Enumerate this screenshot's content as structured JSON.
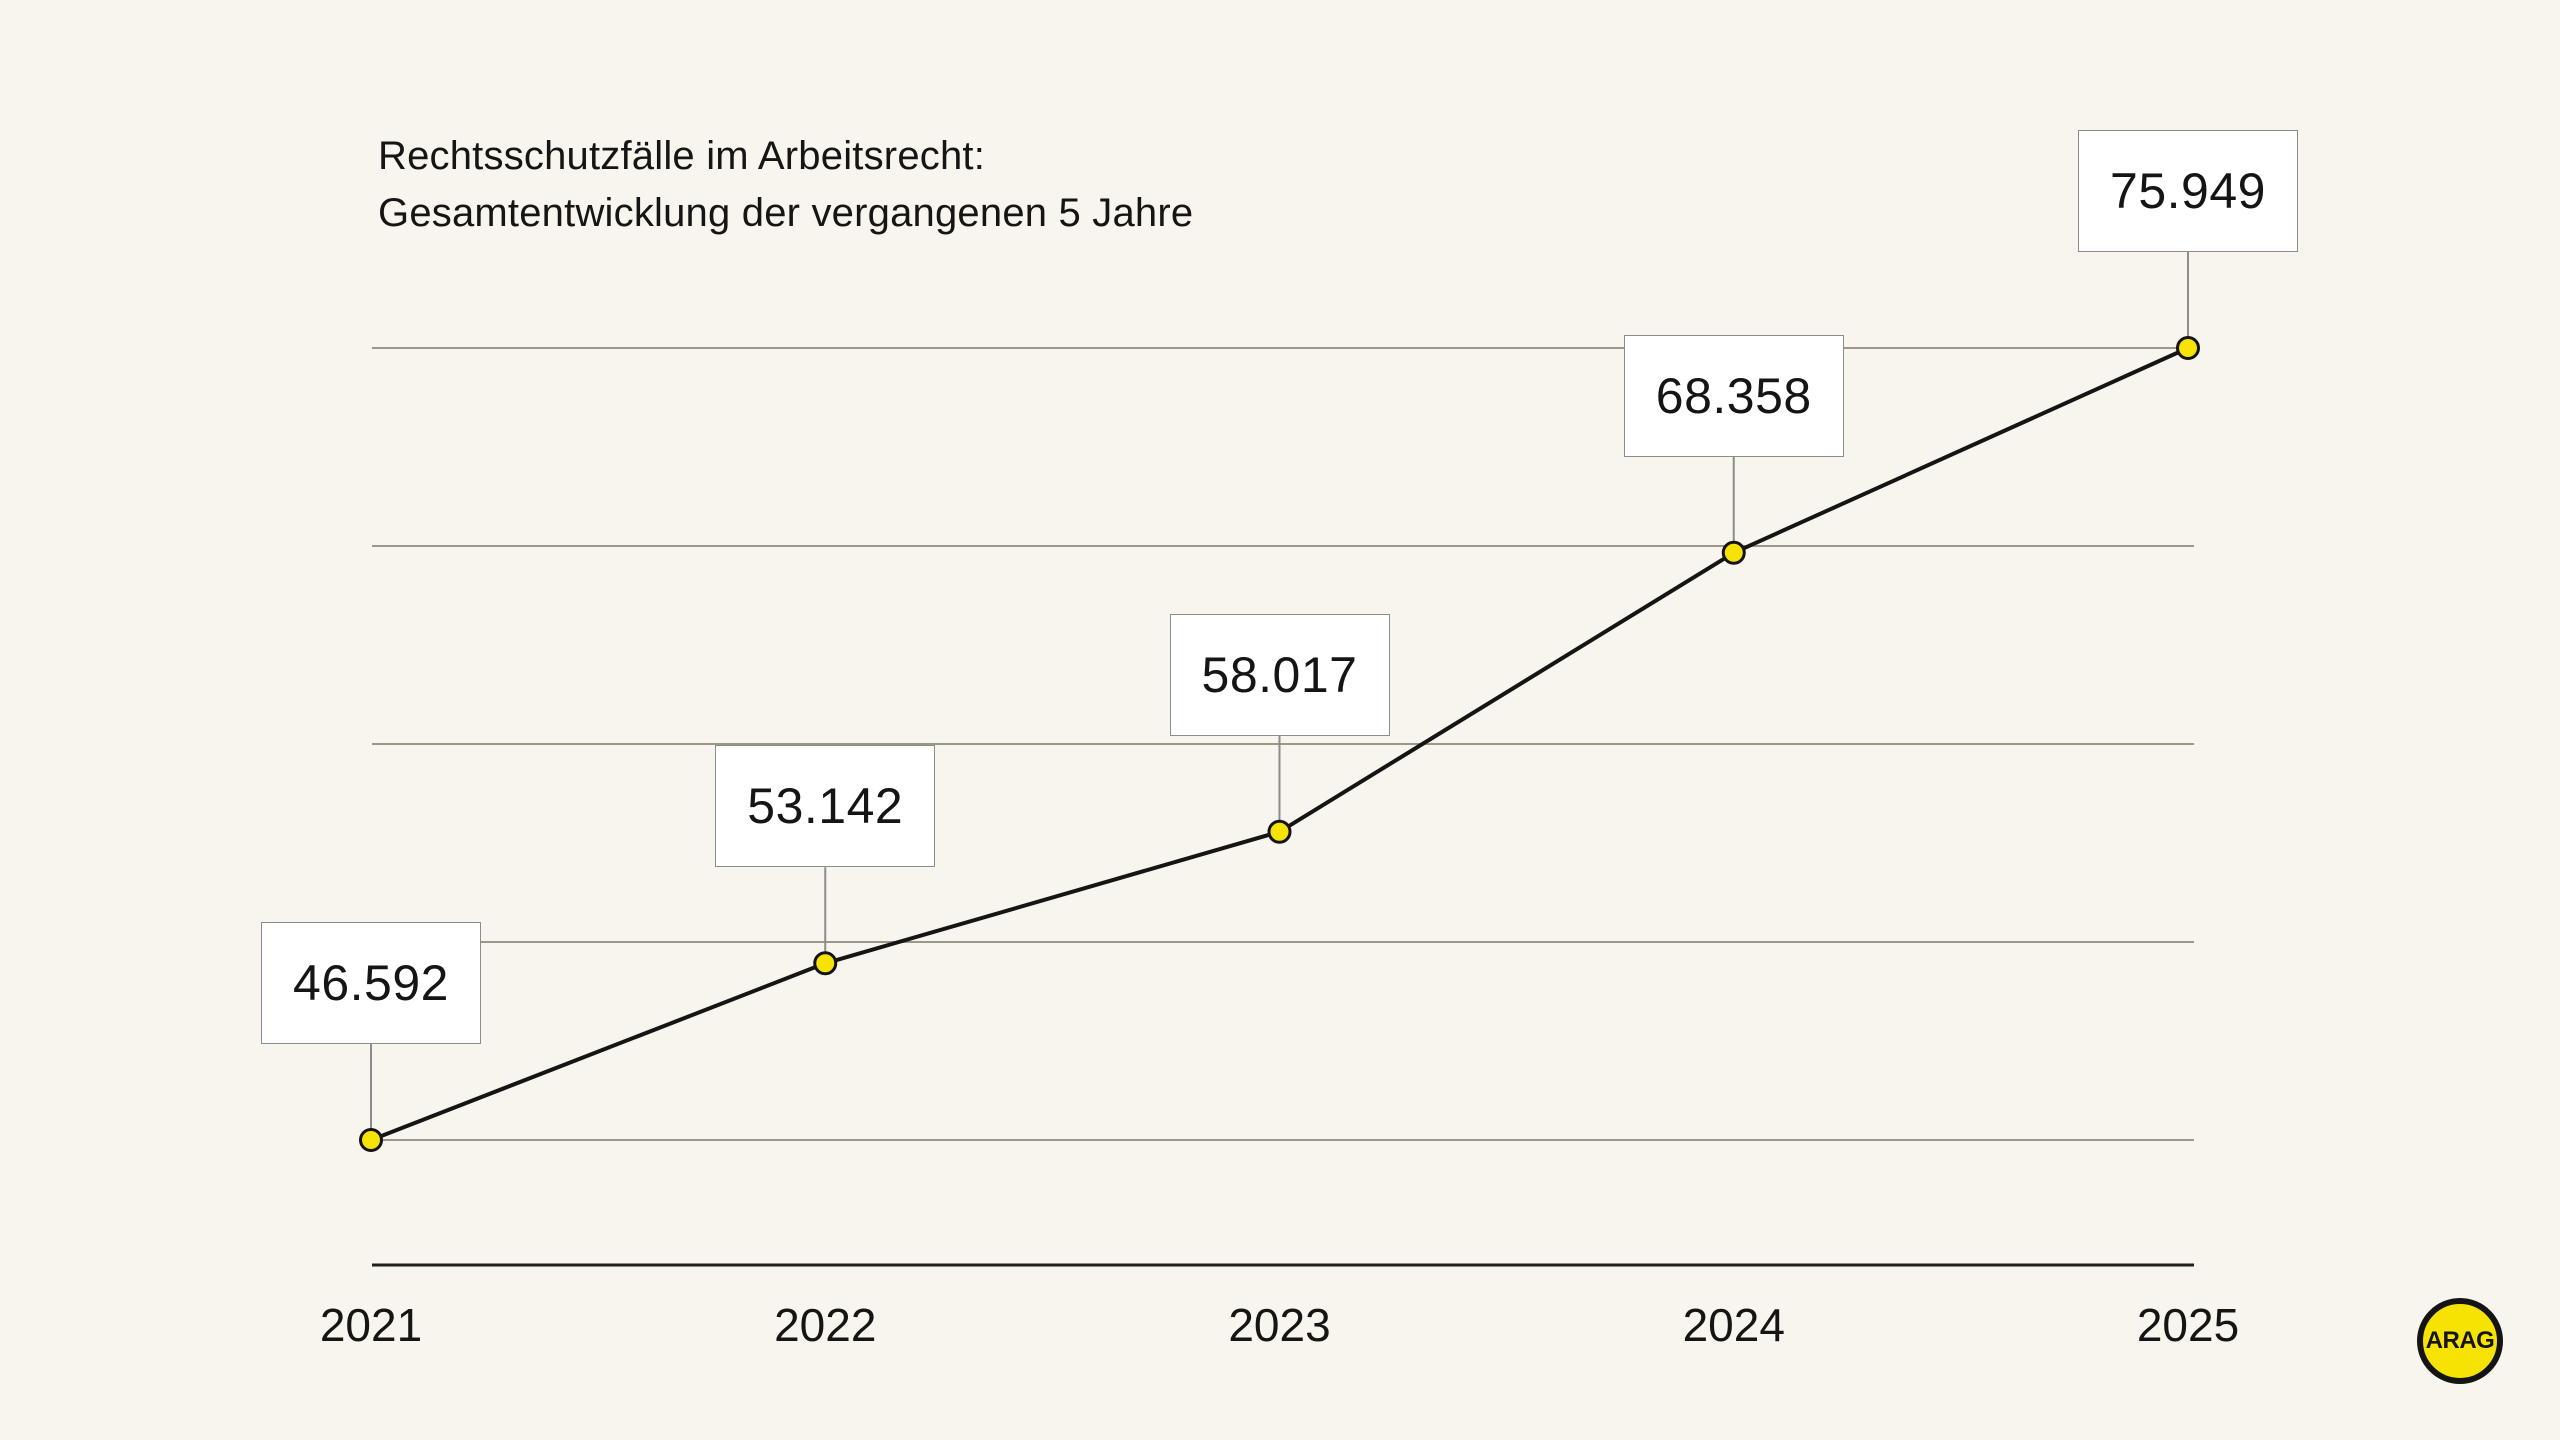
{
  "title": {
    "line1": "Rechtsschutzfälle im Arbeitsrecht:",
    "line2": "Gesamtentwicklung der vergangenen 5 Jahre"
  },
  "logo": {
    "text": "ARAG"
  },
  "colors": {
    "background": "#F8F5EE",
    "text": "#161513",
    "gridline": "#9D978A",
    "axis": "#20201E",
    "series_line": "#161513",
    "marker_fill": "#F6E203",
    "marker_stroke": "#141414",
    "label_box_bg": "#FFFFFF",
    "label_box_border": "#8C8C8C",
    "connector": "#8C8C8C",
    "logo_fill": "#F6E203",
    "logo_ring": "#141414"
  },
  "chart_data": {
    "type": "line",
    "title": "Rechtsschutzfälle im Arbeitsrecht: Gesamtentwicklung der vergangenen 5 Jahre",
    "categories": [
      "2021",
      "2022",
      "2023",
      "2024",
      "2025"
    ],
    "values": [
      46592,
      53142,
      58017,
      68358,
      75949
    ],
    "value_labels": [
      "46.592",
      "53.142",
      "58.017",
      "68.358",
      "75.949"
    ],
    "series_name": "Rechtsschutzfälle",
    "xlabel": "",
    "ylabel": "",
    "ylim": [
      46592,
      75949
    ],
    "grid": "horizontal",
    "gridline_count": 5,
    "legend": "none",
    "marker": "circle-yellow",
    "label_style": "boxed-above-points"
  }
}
===
▶ _TASK DETAILS_
Extract the entries in full, exactly as they are, minus the pictures.

▶ _FINISHED TASK_
Enumerate this screenshot's content as structured JSON.
{
  "title": {
    "line1": "Rechtsschutzfälle im Arbeitsrecht:",
    "line2": "Gesamtentwicklung der vergangenen 5 Jahre"
  },
  "logo": {
    "text": "ARAG"
  },
  "colors": {
    "background": "#F8F5EE",
    "text": "#161513",
    "gridline": "#9D978A",
    "axis": "#20201E",
    "series_line": "#161513",
    "marker_fill": "#F6E203",
    "marker_stroke": "#141414",
    "label_box_bg": "#FFFFFF",
    "label_box_border": "#8C8C8C",
    "connector": "#8C8C8C",
    "logo_fill": "#F6E203",
    "logo_ring": "#141414"
  },
  "chart_data": {
    "type": "line",
    "title": "Rechtsschutzfälle im Arbeitsrecht: Gesamtentwicklung der vergangenen 5 Jahre",
    "categories": [
      "2021",
      "2022",
      "2023",
      "2024",
      "2025"
    ],
    "values": [
      46592,
      53142,
      58017,
      68358,
      75949
    ],
    "value_labels": [
      "46.592",
      "53.142",
      "58.017",
      "68.358",
      "75.949"
    ],
    "series_name": "Rechtsschutzfälle",
    "xlabel": "",
    "ylabel": "",
    "ylim": [
      46592,
      75949
    ],
    "grid": "horizontal",
    "gridline_count": 5,
    "legend": "none",
    "marker": "circle-yellow",
    "label_style": "boxed-above-points"
  }
}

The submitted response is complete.